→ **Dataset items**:
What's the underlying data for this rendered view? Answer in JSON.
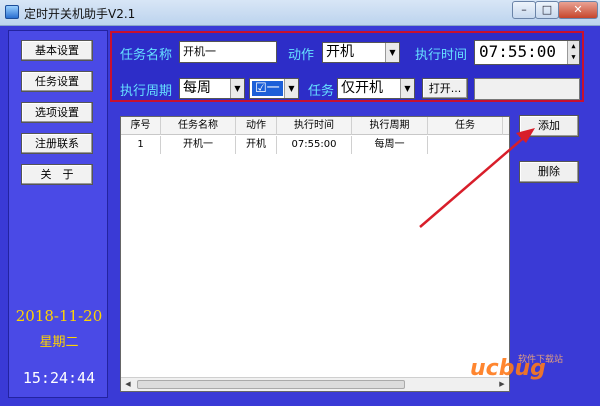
{
  "window": {
    "title": "定时开关机助手V2.1"
  },
  "sidebar": {
    "buttons": [
      "基本设置",
      "任务设置",
      "选项设置",
      "注册联系",
      "关　于"
    ],
    "date": "2018-11-20",
    "weekday": "星期二",
    "clock": "15:24:44"
  },
  "form": {
    "task_name_label": "任务名称",
    "task_name_value": "开机一",
    "action_label": "动作",
    "action_value": "开机",
    "exec_time_label": "执行时间",
    "exec_time_value": "07:55:00",
    "cycle_label": "执行周期",
    "cycle_value": "每周",
    "day_value": "一",
    "task_label": "任务",
    "task_value": "仅开机",
    "open_button": "打开..."
  },
  "table": {
    "columns": [
      "序号",
      "任务名称",
      "动作",
      "执行时间",
      "执行周期",
      "任务"
    ],
    "rows": [
      [
        "1",
        "开机一",
        "开机",
        "07:55:00",
        "每周一",
        ""
      ]
    ]
  },
  "actions": {
    "add": "添加",
    "delete": "删除"
  },
  "watermark": {
    "text": "ucbug",
    "sub": "软件下载站"
  },
  "colors": {
    "panel_bg": "#3a3ad6",
    "highlight_border": "#c8102e",
    "label_cyan": "#66e0ff",
    "date_yellow": "#ffd400",
    "arrow_red": "#d81e2a"
  }
}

→ **Objective**:
Repeat the material exactly as it reads, without any of its pictures.

→ **Reply to the task**:
What's the underlying data for this rendered view? Answer in JSON.
{
  "window": {
    "title": "定时开关机助手V2.1"
  },
  "sidebar": {
    "buttons": [
      "基本设置",
      "任务设置",
      "选项设置",
      "注册联系",
      "关　于"
    ],
    "date": "2018-11-20",
    "weekday": "星期二",
    "clock": "15:24:44"
  },
  "form": {
    "task_name_label": "任务名称",
    "task_name_value": "开机一",
    "action_label": "动作",
    "action_value": "开机",
    "exec_time_label": "执行时间",
    "exec_time_value": "07:55:00",
    "cycle_label": "执行周期",
    "cycle_value": "每周",
    "day_value": "一",
    "task_label": "任务",
    "task_value": "仅开机",
    "open_button": "打开..."
  },
  "table": {
    "columns": [
      "序号",
      "任务名称",
      "动作",
      "执行时间",
      "执行周期",
      "任务"
    ],
    "rows": [
      [
        "1",
        "开机一",
        "开机",
        "07:55:00",
        "每周一",
        ""
      ]
    ]
  },
  "actions": {
    "add": "添加",
    "delete": "删除"
  },
  "watermark": {
    "text": "ucbug",
    "sub": "软件下载站"
  },
  "colors": {
    "panel_bg": "#3a3ad6",
    "highlight_border": "#c8102e",
    "label_cyan": "#66e0ff",
    "date_yellow": "#ffd400",
    "arrow_red": "#d81e2a"
  }
}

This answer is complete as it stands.